━━━━━ EXERCISE MATERIALS ━━━━━
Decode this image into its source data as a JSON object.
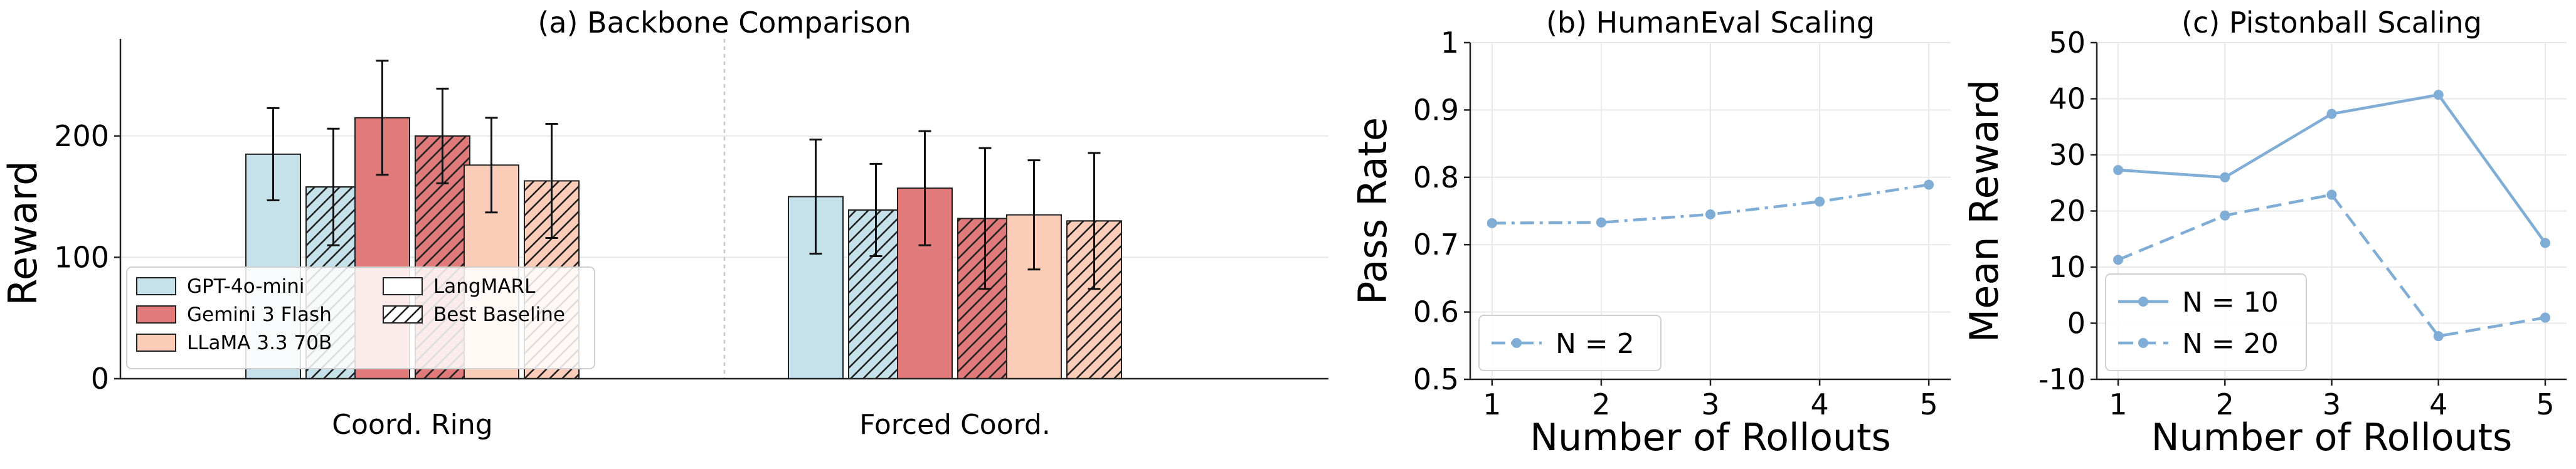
{
  "chart_data": [
    {
      "type": "bar",
      "title": "(a) Backbone Comparison",
      "xlabel": "",
      "ylabel": "Reward",
      "ylim": [
        0,
        280
      ],
      "yticks": [
        0,
        100,
        200
      ],
      "grid": true,
      "categories": [
        "Coord. Ring",
        "Forced Coord."
      ],
      "series": [
        {
          "name": "GPT-4o-mini",
          "color": "#c5e2ea",
          "hatched": false,
          "values": [
            185,
            150
          ],
          "errors": [
            38,
            47
          ]
        },
        {
          "name": "GPT-4o-mini",
          "color": "#c5e2ea",
          "hatched": true,
          "values": [
            158,
            139
          ],
          "errors": [
            48,
            38
          ]
        },
        {
          "name": "Gemini 3 Flash",
          "color": "#e07a7b",
          "hatched": false,
          "values": [
            215,
            157
          ],
          "errors": [
            47,
            47
          ]
        },
        {
          "name": "Gemini 3 Flash",
          "color": "#e07a7b",
          "hatched": true,
          "values": [
            200,
            132
          ],
          "errors": [
            39,
            58
          ]
        },
        {
          "name": "LLaMA 3.3 70B",
          "color": "#fbcdb8",
          "hatched": false,
          "values": [
            176,
            135
          ],
          "errors": [
            39,
            45
          ]
        },
        {
          "name": "LLaMA 3.3 70B",
          "color": "#fbcdb8",
          "hatched": true,
          "values": [
            163,
            130
          ],
          "errors": [
            47,
            56
          ]
        }
      ],
      "legend": {
        "placement": "lower-left",
        "entries": [
          {
            "label": "GPT-4o-mini",
            "color": "#c5e2ea",
            "hatched": false
          },
          {
            "label": "Gemini 3 Flash",
            "color": "#e07a7b",
            "hatched": false
          },
          {
            "label": "LLaMA 3.3 70B",
            "color": "#fbcdb8",
            "hatched": false
          },
          {
            "label": "LangMARL",
            "color": "#ffffff",
            "hatched": false
          },
          {
            "label": "Best Baseline",
            "color": "#ffffff",
            "hatched": true
          }
        ]
      }
    },
    {
      "type": "line",
      "title": "(b) HumanEval Scaling",
      "xlabel": "Number of Rollouts",
      "ylabel": "Pass Rate",
      "xlim": [
        0.8,
        5.2
      ],
      "ylim": [
        0.5,
        1.0
      ],
      "xticks": [
        1,
        2,
        3,
        4,
        5
      ],
      "yticks": [
        0.5,
        0.6,
        0.7,
        0.8,
        0.9,
        1.0
      ],
      "grid": true,
      "legend_placement": "lower-left",
      "series": [
        {
          "name": "N = 2",
          "color": "#7fadd6",
          "dash": "dashdot",
          "x": [
            1,
            2,
            3,
            4,
            5
          ],
          "y": [
            0.732,
            0.733,
            0.745,
            0.764,
            0.789
          ]
        }
      ]
    },
    {
      "type": "line",
      "title": "(c) Pistonball Scaling",
      "xlabel": "Number of Rollouts",
      "ylabel": "Mean Reward",
      "xlim": [
        0.8,
        5.2
      ],
      "ylim": [
        -10,
        50
      ],
      "xticks": [
        1,
        2,
        3,
        4,
        5
      ],
      "yticks": [
        -10,
        0,
        10,
        20,
        30,
        40,
        50
      ],
      "grid": true,
      "legend_placement": "lower-left",
      "series": [
        {
          "name": "N = 10",
          "color": "#7fadd6",
          "dash": "solid",
          "x": [
            1,
            2,
            3,
            4,
            5
          ],
          "y": [
            27.3,
            26.0,
            37.3,
            40.7,
            14.3
          ]
        },
        {
          "name": "N = 20",
          "color": "#7fadd6",
          "dash": "dashed",
          "x": [
            1,
            2,
            3,
            4,
            5
          ],
          "y": [
            11.3,
            19.2,
            22.9,
            -2.3,
            1.0
          ]
        }
      ]
    }
  ]
}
━━━━━
Copy every entry word for word, but omit the pictures.

_TASK SOLUTION_
Decode this image into its source data as a JSON object.
{
  "chart_data": [
    {
      "type": "bar",
      "title": "(a) Backbone Comparison",
      "xlabel": "",
      "ylabel": "Reward",
      "ylim": [
        0,
        280
      ],
      "yticks": [
        0,
        100,
        200
      ],
      "grid": true,
      "categories": [
        "Coord. Ring",
        "Forced Coord."
      ],
      "series": [
        {
          "name": "GPT-4o-mini",
          "color": "#c5e2ea",
          "hatched": false,
          "values": [
            185,
            150
          ],
          "errors": [
            38,
            47
          ]
        },
        {
          "name": "GPT-4o-mini",
          "color": "#c5e2ea",
          "hatched": true,
          "values": [
            158,
            139
          ],
          "errors": [
            48,
            38
          ]
        },
        {
          "name": "Gemini 3 Flash",
          "color": "#e07a7b",
          "hatched": false,
          "values": [
            215,
            157
          ],
          "errors": [
            47,
            47
          ]
        },
        {
          "name": "Gemini 3 Flash",
          "color": "#e07a7b",
          "hatched": true,
          "values": [
            200,
            132
          ],
          "errors": [
            39,
            58
          ]
        },
        {
          "name": "LLaMA 3.3 70B",
          "color": "#fbcdb8",
          "hatched": false,
          "values": [
            176,
            135
          ],
          "errors": [
            39,
            45
          ]
        },
        {
          "name": "LLaMA 3.3 70B",
          "color": "#fbcdb8",
          "hatched": true,
          "values": [
            163,
            130
          ],
          "errors": [
            47,
            56
          ]
        }
      ],
      "legend": {
        "placement": "lower-left",
        "entries": [
          {
            "label": "GPT-4o-mini",
            "color": "#c5e2ea",
            "hatched": false
          },
          {
            "label": "Gemini 3 Flash",
            "color": "#e07a7b",
            "hatched": false
          },
          {
            "label": "LLaMA 3.3 70B",
            "color": "#fbcdb8",
            "hatched": false
          },
          {
            "label": "LangMARL",
            "color": "#ffffff",
            "hatched": false
          },
          {
            "label": "Best Baseline",
            "color": "#ffffff",
            "hatched": true
          }
        ]
      }
    },
    {
      "type": "line",
      "title": "(b) HumanEval Scaling",
      "xlabel": "Number of Rollouts",
      "ylabel": "Pass Rate",
      "xlim": [
        0.8,
        5.2
      ],
      "ylim": [
        0.5,
        1.0
      ],
      "xticks": [
        1,
        2,
        3,
        4,
        5
      ],
      "yticks": [
        0.5,
        0.6,
        0.7,
        0.8,
        0.9,
        1.0
      ],
      "grid": true,
      "legend_placement": "lower-left",
      "series": [
        {
          "name": "N = 2",
          "color": "#7fadd6",
          "dash": "dashdot",
          "x": [
            1,
            2,
            3,
            4,
            5
          ],
          "y": [
            0.732,
            0.733,
            0.745,
            0.764,
            0.789
          ]
        }
      ]
    },
    {
      "type": "line",
      "title": "(c) Pistonball Scaling",
      "xlabel": "Number of Rollouts",
      "ylabel": "Mean Reward",
      "xlim": [
        0.8,
        5.2
      ],
      "ylim": [
        -10,
        50
      ],
      "xticks": [
        1,
        2,
        3,
        4,
        5
      ],
      "yticks": [
        -10,
        0,
        10,
        20,
        30,
        40,
        50
      ],
      "grid": true,
      "legend_placement": "lower-left",
      "series": [
        {
          "name": "N = 10",
          "color": "#7fadd6",
          "dash": "solid",
          "x": [
            1,
            2,
            3,
            4,
            5
          ],
          "y": [
            27.3,
            26.0,
            37.3,
            40.7,
            14.3
          ]
        },
        {
          "name": "N = 20",
          "color": "#7fadd6",
          "dash": "dashed",
          "x": [
            1,
            2,
            3,
            4,
            5
          ],
          "y": [
            11.3,
            19.2,
            22.9,
            -2.3,
            1.0
          ]
        }
      ]
    }
  ]
}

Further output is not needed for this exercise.